## The records:
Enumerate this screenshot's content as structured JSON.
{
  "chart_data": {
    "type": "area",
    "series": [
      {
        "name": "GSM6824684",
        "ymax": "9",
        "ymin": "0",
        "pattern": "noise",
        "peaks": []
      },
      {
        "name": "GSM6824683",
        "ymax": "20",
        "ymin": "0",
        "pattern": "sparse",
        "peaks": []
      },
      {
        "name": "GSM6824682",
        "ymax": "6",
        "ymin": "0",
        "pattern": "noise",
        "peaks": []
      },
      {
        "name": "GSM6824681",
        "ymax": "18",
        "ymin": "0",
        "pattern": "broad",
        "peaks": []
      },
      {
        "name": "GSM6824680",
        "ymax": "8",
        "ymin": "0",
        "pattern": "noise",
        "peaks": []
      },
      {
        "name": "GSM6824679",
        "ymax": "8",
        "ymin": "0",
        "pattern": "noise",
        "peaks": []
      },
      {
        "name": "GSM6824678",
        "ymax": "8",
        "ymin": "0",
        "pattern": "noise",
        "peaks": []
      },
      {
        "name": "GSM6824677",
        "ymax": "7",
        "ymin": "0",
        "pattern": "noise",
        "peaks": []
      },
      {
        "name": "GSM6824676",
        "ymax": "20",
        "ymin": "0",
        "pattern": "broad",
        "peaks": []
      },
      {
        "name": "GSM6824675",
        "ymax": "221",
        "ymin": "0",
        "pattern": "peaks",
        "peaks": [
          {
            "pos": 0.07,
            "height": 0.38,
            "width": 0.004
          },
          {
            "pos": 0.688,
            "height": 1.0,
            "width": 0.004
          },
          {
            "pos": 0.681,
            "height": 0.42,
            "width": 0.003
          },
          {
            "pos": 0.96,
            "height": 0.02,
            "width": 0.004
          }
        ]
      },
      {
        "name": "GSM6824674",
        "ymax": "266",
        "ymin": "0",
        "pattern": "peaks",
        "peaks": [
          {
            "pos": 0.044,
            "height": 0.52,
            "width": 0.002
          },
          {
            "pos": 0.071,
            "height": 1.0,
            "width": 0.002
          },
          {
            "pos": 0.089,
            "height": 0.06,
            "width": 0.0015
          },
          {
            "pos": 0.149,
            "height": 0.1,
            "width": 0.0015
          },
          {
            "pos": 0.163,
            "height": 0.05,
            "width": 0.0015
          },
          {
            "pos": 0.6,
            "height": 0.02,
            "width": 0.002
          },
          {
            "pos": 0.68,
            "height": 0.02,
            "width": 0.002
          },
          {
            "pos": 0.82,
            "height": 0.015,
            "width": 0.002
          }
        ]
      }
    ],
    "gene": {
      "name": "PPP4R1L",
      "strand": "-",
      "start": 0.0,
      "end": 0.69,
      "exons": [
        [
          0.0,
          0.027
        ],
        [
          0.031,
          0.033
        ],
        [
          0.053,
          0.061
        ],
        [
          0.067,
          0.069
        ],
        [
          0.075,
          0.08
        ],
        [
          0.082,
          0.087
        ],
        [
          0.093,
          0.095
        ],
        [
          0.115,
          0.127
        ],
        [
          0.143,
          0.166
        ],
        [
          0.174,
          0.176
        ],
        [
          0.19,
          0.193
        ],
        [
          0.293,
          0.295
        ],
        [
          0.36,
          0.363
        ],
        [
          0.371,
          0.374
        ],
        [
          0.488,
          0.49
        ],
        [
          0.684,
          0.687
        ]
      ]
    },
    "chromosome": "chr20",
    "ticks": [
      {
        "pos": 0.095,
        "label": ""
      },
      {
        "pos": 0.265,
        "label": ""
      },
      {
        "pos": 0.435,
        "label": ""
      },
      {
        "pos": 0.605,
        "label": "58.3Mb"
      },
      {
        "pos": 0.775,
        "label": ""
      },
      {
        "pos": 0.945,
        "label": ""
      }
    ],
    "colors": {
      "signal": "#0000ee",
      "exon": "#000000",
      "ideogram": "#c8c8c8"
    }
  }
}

## What this task involves:
Return all of the above records exactly, leaving no line out.

## Exercise response:
Enumerate this screenshot's content as structured JSON.
{
  "chart_data": {
    "type": "area",
    "series": [
      {
        "name": "GSM6824684",
        "ymax": "9",
        "ymin": "0",
        "pattern": "noise",
        "peaks": []
      },
      {
        "name": "GSM6824683",
        "ymax": "20",
        "ymin": "0",
        "pattern": "sparse",
        "peaks": []
      },
      {
        "name": "GSM6824682",
        "ymax": "6",
        "ymin": "0",
        "pattern": "noise",
        "peaks": []
      },
      {
        "name": "GSM6824681",
        "ymax": "18",
        "ymin": "0",
        "pattern": "broad",
        "peaks": []
      },
      {
        "name": "GSM6824680",
        "ymax": "8",
        "ymin": "0",
        "pattern": "noise",
        "peaks": []
      },
      {
        "name": "GSM6824679",
        "ymax": "8",
        "ymin": "0",
        "pattern": "noise",
        "peaks": []
      },
      {
        "name": "GSM6824678",
        "ymax": "8",
        "ymin": "0",
        "pattern": "noise",
        "peaks": []
      },
      {
        "name": "GSM6824677",
        "ymax": "7",
        "ymin": "0",
        "pattern": "noise",
        "peaks": []
      },
      {
        "name": "GSM6824676",
        "ymax": "20",
        "ymin": "0",
        "pattern": "broad",
        "peaks": []
      },
      {
        "name": "GSM6824675",
        "ymax": "221",
        "ymin": "0",
        "pattern": "peaks",
        "peaks": [
          {
            "pos": 0.07,
            "height": 0.38,
            "width": 0.004
          },
          {
            "pos": 0.688,
            "height": 1.0,
            "width": 0.004
          },
          {
            "pos": 0.681,
            "height": 0.42,
            "width": 0.003
          },
          {
            "pos": 0.96,
            "height": 0.02,
            "width": 0.004
          }
        ]
      },
      {
        "name": "GSM6824674",
        "ymax": "266",
        "ymin": "0",
        "pattern": "peaks",
        "peaks": [
          {
            "pos": 0.044,
            "height": 0.52,
            "width": 0.002
          },
          {
            "pos": 0.071,
            "height": 1.0,
            "width": 0.002
          },
          {
            "pos": 0.089,
            "height": 0.06,
            "width": 0.0015
          },
          {
            "pos": 0.149,
            "height": 0.1,
            "width": 0.0015
          },
          {
            "pos": 0.163,
            "height": 0.05,
            "width": 0.0015
          },
          {
            "pos": 0.6,
            "height": 0.02,
            "width": 0.002
          },
          {
            "pos": 0.68,
            "height": 0.02,
            "width": 0.002
          },
          {
            "pos": 0.82,
            "height": 0.015,
            "width": 0.002
          }
        ]
      }
    ],
    "gene": {
      "name": "PPP4R1L",
      "strand": "-",
      "start": 0.0,
      "end": 0.69,
      "exons": [
        [
          0.0,
          0.027
        ],
        [
          0.031,
          0.033
        ],
        [
          0.053,
          0.061
        ],
        [
          0.067,
          0.069
        ],
        [
          0.075,
          0.08
        ],
        [
          0.082,
          0.087
        ],
        [
          0.093,
          0.095
        ],
        [
          0.115,
          0.127
        ],
        [
          0.143,
          0.166
        ],
        [
          0.174,
          0.176
        ],
        [
          0.19,
          0.193
        ],
        [
          0.293,
          0.295
        ],
        [
          0.36,
          0.363
        ],
        [
          0.371,
          0.374
        ],
        [
          0.488,
          0.49
        ],
        [
          0.684,
          0.687
        ]
      ]
    },
    "chromosome": "chr20",
    "ticks": [
      {
        "pos": 0.095,
        "label": ""
      },
      {
        "pos": 0.265,
        "label": ""
      },
      {
        "pos": 0.435,
        "label": ""
      },
      {
        "pos": 0.605,
        "label": "58.3Mb"
      },
      {
        "pos": 0.775,
        "label": ""
      },
      {
        "pos": 0.945,
        "label": ""
      }
    ],
    "colors": {
      "signal": "#0000ee",
      "exon": "#000000",
      "ideogram": "#c8c8c8"
    }
  }
}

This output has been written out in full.